**SET EXERCISE**
Find every line in the records below that holds the word "will", and copy it out.

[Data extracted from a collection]

········

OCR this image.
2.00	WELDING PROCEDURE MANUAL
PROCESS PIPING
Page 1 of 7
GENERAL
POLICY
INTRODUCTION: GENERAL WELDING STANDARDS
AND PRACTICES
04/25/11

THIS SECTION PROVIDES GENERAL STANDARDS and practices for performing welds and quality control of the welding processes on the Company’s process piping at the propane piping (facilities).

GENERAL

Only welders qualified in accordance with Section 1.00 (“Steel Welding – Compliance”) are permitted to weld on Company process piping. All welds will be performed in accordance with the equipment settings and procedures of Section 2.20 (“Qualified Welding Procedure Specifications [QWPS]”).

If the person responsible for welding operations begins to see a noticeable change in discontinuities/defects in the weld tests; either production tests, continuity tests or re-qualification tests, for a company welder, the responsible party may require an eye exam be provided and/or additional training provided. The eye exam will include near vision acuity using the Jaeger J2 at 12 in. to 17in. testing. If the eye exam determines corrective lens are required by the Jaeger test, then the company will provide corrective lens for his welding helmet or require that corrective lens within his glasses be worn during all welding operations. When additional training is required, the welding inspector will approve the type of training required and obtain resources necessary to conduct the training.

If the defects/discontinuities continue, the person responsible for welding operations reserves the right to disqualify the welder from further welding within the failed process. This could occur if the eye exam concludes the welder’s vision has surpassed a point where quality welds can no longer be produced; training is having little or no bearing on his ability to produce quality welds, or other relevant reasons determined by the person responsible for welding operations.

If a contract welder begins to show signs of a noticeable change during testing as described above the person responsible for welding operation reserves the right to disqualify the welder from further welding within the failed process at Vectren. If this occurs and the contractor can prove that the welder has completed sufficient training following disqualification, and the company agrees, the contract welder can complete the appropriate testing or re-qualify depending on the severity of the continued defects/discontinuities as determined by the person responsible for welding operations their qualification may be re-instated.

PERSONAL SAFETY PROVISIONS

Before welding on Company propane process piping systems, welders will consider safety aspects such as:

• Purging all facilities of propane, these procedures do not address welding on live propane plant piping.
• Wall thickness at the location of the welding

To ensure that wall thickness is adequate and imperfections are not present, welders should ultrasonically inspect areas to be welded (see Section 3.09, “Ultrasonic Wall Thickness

········

**CORRECT ANSWER**
Only welders qualified in accordance with Section 1.00 (“Steel Welding – Compliance”) are permitted to weld on Company process piping. All welds will be performed in accordance with the equipment settings and procedures of Section 2.20 (“Qualified Welding Procedure Specifications [QWPS]”).
If the person responsible for welding operations begins to see a noticeable change in discontinuities/defects in the weld tests; either production tests, continuity tests or re-qualification tests, for a company welder, the responsible party may require an eye exam be provided and/or additional training provided. The eye exam will include near vision acuity using the Jaeger J2 at 12 in. to 17in. testing. If the eye exam determines corrective lens are required by the Jaeger test, then the company will provide corrective lens for his welding helmet or require that corrective lens within his glasses be worn during all welding operations. When additional training is required, the welding inspector will approve the type of training required and obtain resources necessary to conduct the training.
Before welding on Company propane process piping systems, welders will consider safety aspects such as:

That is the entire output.